> REQUIRED WORK:
Copy the records that follow exactly as written, but not their pictures.

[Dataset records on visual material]
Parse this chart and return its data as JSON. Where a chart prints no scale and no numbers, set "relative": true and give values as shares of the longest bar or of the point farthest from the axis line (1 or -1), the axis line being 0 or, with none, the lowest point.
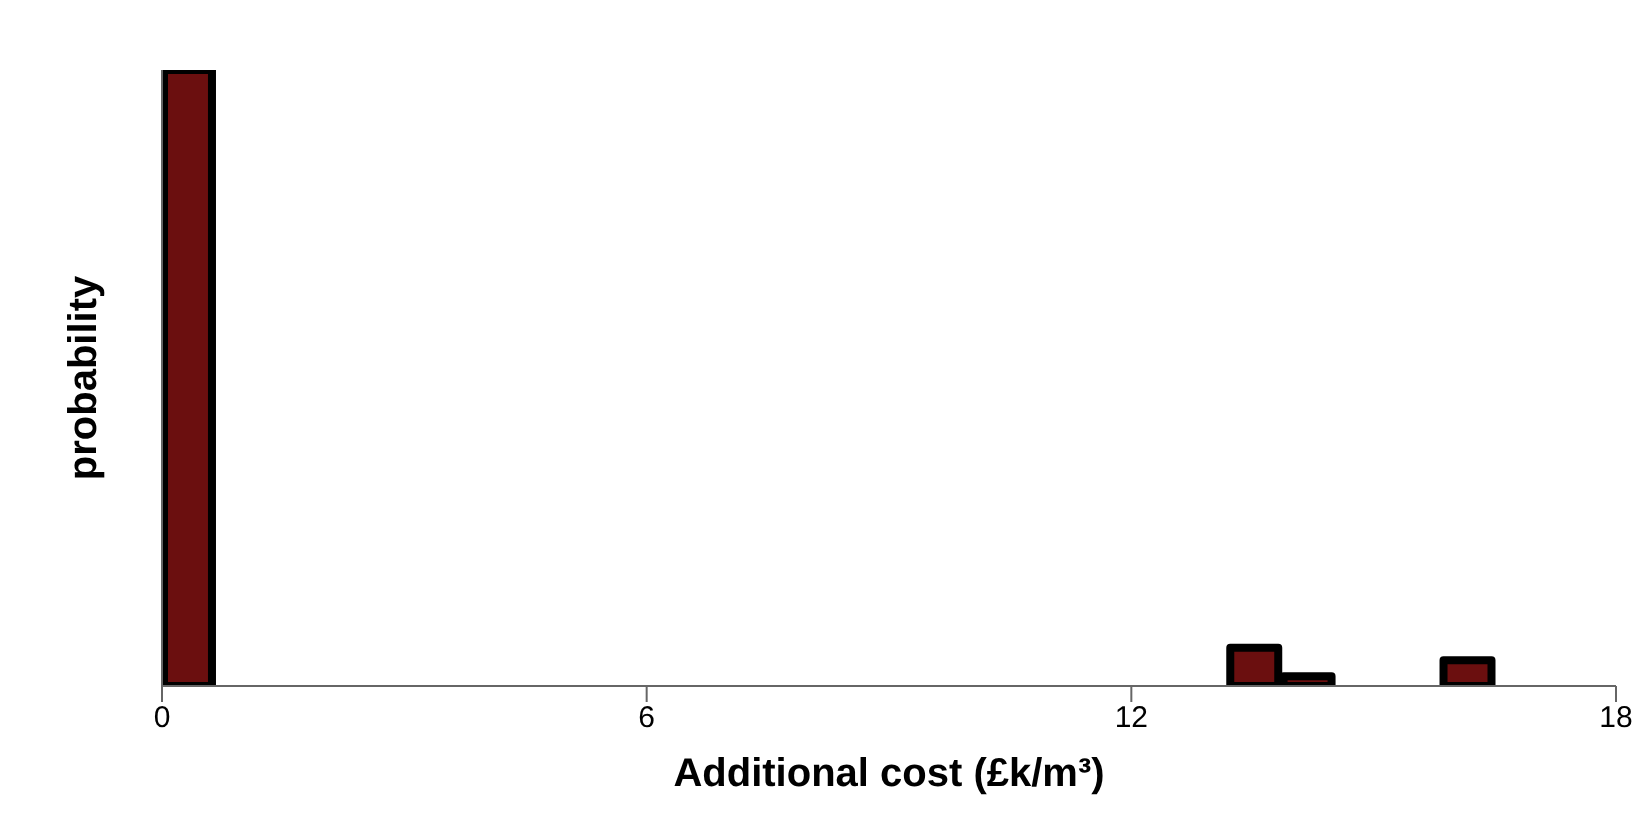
{
  "chart_data": {
    "type": "bar",
    "xlabel": "Additional cost (£k/m³)",
    "ylabel": "probability",
    "relative": true,
    "color": "#6b0f0f",
    "x": [
      0.33,
      0.99,
      1.65,
      2.31,
      2.97,
      3.63,
      4.29,
      4.95,
      5.61,
      6.27,
      6.93,
      7.59,
      8.25,
      8.91,
      9.57,
      10.23,
      10.89,
      11.55,
      12.21,
      12.87,
      13.53,
      14.19,
      14.85,
      15.51,
      16.17
    ],
    "values": [
      1,
      0,
      0,
      0,
      0,
      0,
      0,
      0,
      0,
      0,
      0,
      0,
      0,
      0,
      0,
      0,
      0,
      0,
      0,
      0,
      0.062,
      0.016,
      0,
      0,
      0.042
    ],
    "xlim": [
      0,
      18
    ],
    "xticks": [
      0,
      6,
      12,
      18
    ]
  }
}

> RESULT:
Parse this chart and return its data as JSON. Where a chart prints no scale and no numbers, set "relative": true and give values as shares of the longest bar or of the point farthest from the axis line (1 or -1), the axis line being 0 or, with none, the lowest point.
{
  "chart_data": {
    "type": "bar",
    "xlabel": "Additional cost (£k/m³)",
    "ylabel": "probability",
    "relative": true,
    "color": "#6b0f0f",
    "x": [
      0.33,
      0.99,
      1.65,
      2.31,
      2.97,
      3.63,
      4.29,
      4.95,
      5.61,
      6.27,
      6.93,
      7.59,
      8.25,
      8.91,
      9.57,
      10.23,
      10.89,
      11.55,
      12.21,
      12.87,
      13.53,
      14.19,
      14.85,
      15.51,
      16.17
    ],
    "values": [
      1,
      0,
      0,
      0,
      0,
      0,
      0,
      0,
      0,
      0,
      0,
      0,
      0,
      0,
      0,
      0,
      0,
      0,
      0,
      0,
      0.062,
      0.016,
      0,
      0,
      0.042
    ],
    "xlim": [
      0,
      18
    ],
    "xticks": [
      0,
      6,
      12,
      18
    ]
  }
}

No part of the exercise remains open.